Task prompt:
Tally how many lines hold the string "communication". Your reply should be that number alone.

Stored records:
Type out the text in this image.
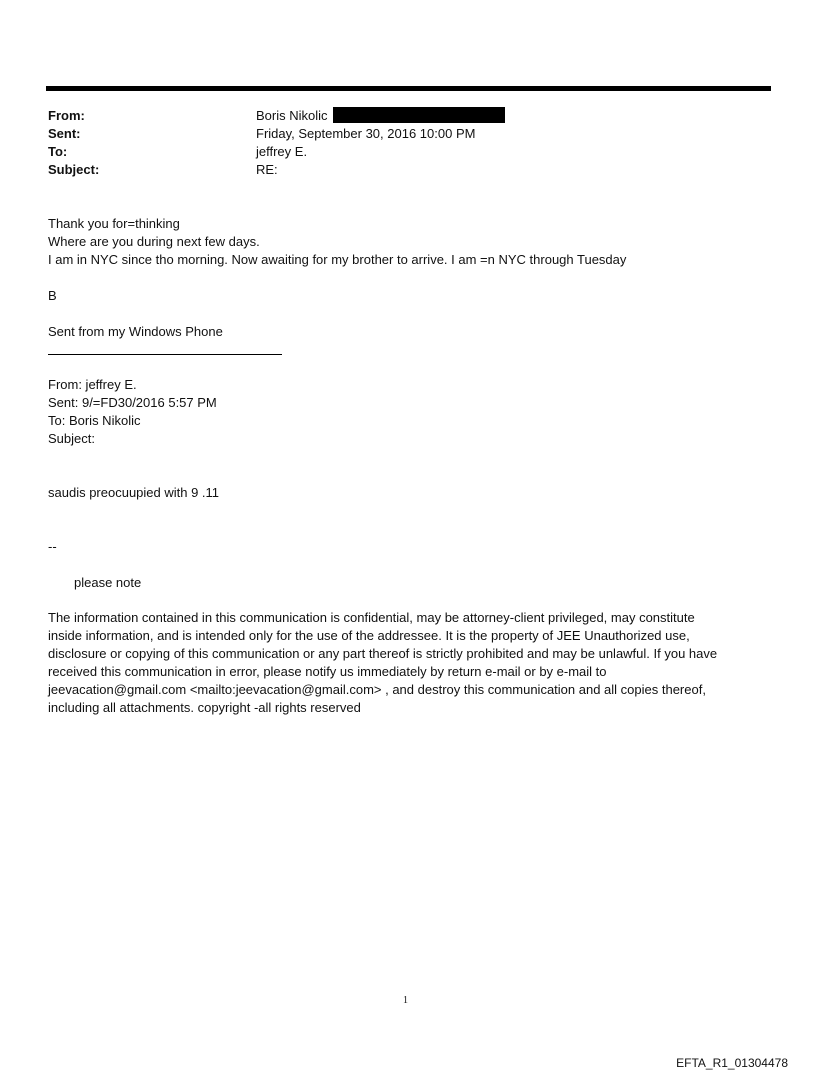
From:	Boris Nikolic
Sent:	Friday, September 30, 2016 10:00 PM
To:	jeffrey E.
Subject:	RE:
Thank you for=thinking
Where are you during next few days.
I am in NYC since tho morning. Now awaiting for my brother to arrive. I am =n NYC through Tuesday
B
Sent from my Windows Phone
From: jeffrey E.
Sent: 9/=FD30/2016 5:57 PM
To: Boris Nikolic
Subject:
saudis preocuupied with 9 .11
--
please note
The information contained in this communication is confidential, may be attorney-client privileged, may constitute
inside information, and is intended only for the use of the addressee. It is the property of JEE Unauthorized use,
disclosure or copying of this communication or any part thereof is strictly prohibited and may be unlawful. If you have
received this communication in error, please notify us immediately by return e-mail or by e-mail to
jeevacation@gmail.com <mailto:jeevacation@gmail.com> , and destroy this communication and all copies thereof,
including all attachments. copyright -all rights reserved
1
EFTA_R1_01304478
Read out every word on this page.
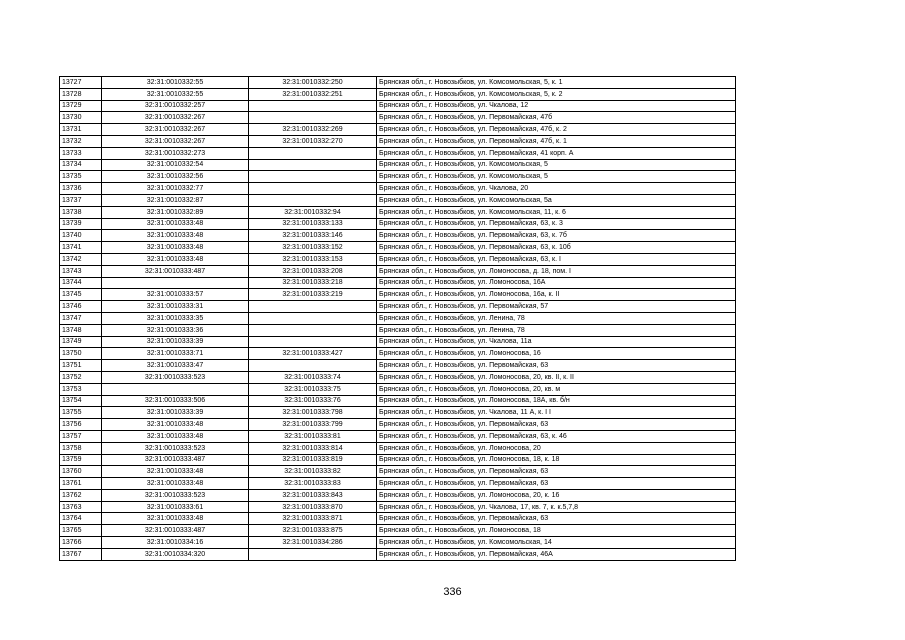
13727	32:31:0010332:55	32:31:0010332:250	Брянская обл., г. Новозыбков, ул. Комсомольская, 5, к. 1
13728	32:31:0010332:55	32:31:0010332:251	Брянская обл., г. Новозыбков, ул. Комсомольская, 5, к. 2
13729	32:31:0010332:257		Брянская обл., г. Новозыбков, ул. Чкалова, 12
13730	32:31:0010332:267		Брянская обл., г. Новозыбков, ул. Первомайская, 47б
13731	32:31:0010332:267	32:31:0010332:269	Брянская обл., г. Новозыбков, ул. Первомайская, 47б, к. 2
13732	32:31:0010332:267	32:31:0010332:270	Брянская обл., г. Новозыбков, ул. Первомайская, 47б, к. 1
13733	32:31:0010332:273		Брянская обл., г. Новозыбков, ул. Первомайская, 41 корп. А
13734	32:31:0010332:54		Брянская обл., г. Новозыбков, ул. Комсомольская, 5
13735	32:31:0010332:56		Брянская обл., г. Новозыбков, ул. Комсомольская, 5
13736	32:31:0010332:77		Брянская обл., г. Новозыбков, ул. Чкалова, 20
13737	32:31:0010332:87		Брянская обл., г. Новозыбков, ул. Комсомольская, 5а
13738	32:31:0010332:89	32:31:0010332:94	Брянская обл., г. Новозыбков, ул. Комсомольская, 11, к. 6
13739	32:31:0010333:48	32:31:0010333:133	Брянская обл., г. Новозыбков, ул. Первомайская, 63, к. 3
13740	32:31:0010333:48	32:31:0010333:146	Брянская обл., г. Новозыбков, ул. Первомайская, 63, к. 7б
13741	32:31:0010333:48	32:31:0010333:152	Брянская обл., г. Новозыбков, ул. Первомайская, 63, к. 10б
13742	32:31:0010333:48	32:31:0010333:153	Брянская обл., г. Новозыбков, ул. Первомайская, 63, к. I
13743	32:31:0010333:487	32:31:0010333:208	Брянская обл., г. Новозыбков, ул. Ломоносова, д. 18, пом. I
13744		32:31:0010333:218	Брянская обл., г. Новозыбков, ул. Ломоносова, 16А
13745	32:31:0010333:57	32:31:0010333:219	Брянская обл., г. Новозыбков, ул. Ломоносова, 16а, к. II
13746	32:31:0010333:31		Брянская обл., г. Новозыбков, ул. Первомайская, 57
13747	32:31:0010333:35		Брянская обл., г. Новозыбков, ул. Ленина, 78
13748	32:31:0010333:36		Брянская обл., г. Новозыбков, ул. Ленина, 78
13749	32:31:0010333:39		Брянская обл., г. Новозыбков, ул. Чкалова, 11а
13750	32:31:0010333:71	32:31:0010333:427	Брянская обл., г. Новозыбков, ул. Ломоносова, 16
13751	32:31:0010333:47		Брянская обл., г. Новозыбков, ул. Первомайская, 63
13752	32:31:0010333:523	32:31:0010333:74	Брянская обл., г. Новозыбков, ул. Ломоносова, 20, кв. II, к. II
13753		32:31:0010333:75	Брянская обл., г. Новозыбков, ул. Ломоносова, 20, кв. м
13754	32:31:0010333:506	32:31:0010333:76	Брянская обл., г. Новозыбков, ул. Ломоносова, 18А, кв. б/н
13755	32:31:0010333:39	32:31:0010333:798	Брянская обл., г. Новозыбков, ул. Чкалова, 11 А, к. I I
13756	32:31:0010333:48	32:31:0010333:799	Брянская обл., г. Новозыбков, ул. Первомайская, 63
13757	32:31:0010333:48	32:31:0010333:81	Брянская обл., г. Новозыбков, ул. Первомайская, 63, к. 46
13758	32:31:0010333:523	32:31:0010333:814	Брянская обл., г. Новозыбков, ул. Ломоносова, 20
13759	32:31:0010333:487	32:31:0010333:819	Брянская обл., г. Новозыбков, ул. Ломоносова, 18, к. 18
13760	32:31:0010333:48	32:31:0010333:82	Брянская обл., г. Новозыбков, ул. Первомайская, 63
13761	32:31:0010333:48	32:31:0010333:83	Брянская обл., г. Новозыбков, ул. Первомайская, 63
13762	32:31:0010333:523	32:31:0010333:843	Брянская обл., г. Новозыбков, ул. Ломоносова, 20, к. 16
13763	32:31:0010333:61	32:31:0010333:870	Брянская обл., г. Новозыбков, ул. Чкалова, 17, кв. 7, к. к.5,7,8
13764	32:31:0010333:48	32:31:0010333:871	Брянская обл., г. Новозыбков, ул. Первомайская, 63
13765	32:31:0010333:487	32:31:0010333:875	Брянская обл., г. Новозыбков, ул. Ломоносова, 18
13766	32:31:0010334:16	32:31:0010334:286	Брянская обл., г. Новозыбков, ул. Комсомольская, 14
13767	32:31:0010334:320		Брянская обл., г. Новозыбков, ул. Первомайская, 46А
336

Output of the task:
4